Annotated region listings

———

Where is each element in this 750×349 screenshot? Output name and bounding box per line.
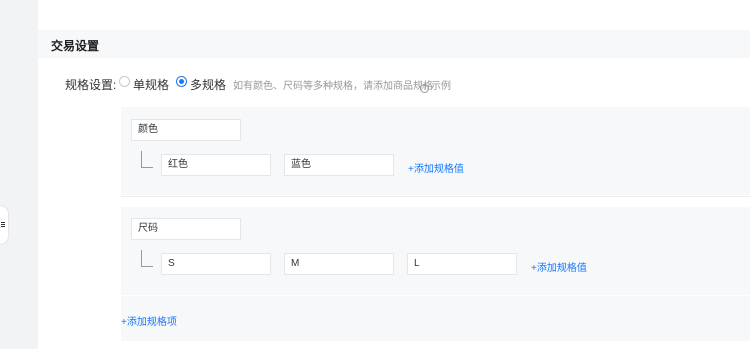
question-circle-icon: ? — [420, 84, 429, 93]
example-link[interactable]: ? 示例 — [420, 77, 451, 93]
example-label: 示例 — [431, 81, 451, 92]
spec-name-input[interactable]: 尺码 — [131, 218, 241, 240]
section-title: 交易设置 — [51, 39, 100, 53]
tree-connector — [141, 151, 153, 168]
spec-value-input[interactable]: M — [284, 253, 394, 275]
spec-hint: 如有颜色、尺码等多种规格，请添加商品规格 — [233, 81, 433, 92]
spec-group-color: 颜色 红色 蓝色 +添加规格值 — [121, 107, 750, 195]
spec-value-input[interactable]: L — [407, 253, 517, 275]
add-spec-item-row: +添加规格项 — [121, 296, 750, 341]
section-header: 交易设置 — [38, 30, 750, 58]
sidebar-toggle-button[interactable] — [0, 205, 9, 245]
trade-settings-card: 交易设置 规格设置: 单规格 多规格 如有颜色、尺码等多种规格，请添加商品规格 … — [38, 0, 750, 349]
add-spec-value-link[interactable]: +添加规格值 — [531, 259, 587, 274]
single-spec-radio[interactable] — [119, 76, 130, 87]
add-spec-item-link[interactable]: +添加规格项 — [121, 313, 177, 328]
spec-setting-label: 规格设置: — [65, 78, 117, 92]
add-spec-value-link[interactable]: +添加规格值 — [408, 160, 464, 175]
tree-connector — [141, 250, 153, 267]
spec-value-input[interactable]: S — [161, 253, 271, 275]
spec-value-input[interactable]: 红色 — [161, 154, 271, 176]
menu-icon — [1, 222, 5, 223]
divider — [121, 196, 750, 197]
multi-spec-label[interactable]: 多规格 — [190, 76, 226, 93]
spec-group-size: 尺码 S M L +添加规格值 — [121, 207, 750, 295]
single-spec-label[interactable]: 单规格 — [133, 76, 169, 93]
spec-value-input[interactable]: 蓝色 — [284, 154, 394, 176]
spec-name-input[interactable]: 颜色 — [131, 119, 241, 141]
multi-spec-radio[interactable] — [176, 76, 187, 87]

———

Could you replace "screenshot" with "screen capture" throughout the records, leaving everything else unchanged and leaving the pictures out of your answer?

EXERCISE SOLUTION:
Where is each element in this 750×349 screen capture? Output name and bounding box per line.
question-circle-icon: ? — [420, 84, 429, 93]
example-link[interactable]: ? 示例 — [420, 77, 451, 93]
example-label: 示例 — [431, 81, 451, 92]
spec-name-input[interactable]: 尺码 — [131, 218, 241, 240]
section-title: 交易设置 — [51, 39, 100, 53]
tree-connector — [141, 151, 153, 168]
spec-value-input[interactable]: M — [284, 253, 394, 275]
spec-hint: 如有颜色、尺码等多种规格，请添加商品规格 — [233, 81, 433, 92]
spec-group-color: 颜色 红色 蓝色 +添加规格值 — [121, 107, 750, 195]
spec-value-input[interactable]: L — [407, 253, 517, 275]
add-spec-item-row: +添加规格项 — [121, 296, 750, 341]
section-header: 交易设置 — [38, 30, 750, 58]
sidebar-toggle-button[interactable] — [0, 205, 9, 245]
trade-settings-card: 交易设置 规格设置: 单规格 多规格 如有颜色、尺码等多种规格，请添加商品规格 … — [38, 0, 750, 349]
add-spec-value-link[interactable]: +添加规格值 — [531, 259, 587, 274]
single-spec-radio[interactable] — [119, 76, 130, 87]
add-spec-item-link[interactable]: +添加规格项 — [121, 313, 177, 328]
spec-setting-label: 规格设置: — [65, 78, 117, 92]
add-spec-value-link[interactable]: +添加规格值 — [408, 160, 464, 175]
tree-connector — [141, 250, 153, 267]
spec-value-input[interactable]: S — [161, 253, 271, 275]
spec-value-input[interactable]: 红色 — [161, 154, 271, 176]
menu-icon — [1, 222, 5, 223]
divider — [121, 196, 750, 197]
multi-spec-label[interactable]: 多规格 — [190, 76, 226, 93]
spec-group-size: 尺码 S M L +添加规格值 — [121, 207, 750, 295]
single-spec-label[interactable]: 单规格 — [133, 76, 169, 93]
spec-value-input[interactable]: 蓝色 — [284, 154, 394, 176]
spec-name-input[interactable]: 颜色 — [131, 119, 241, 141]
multi-spec-radio[interactable] — [176, 76, 187, 87]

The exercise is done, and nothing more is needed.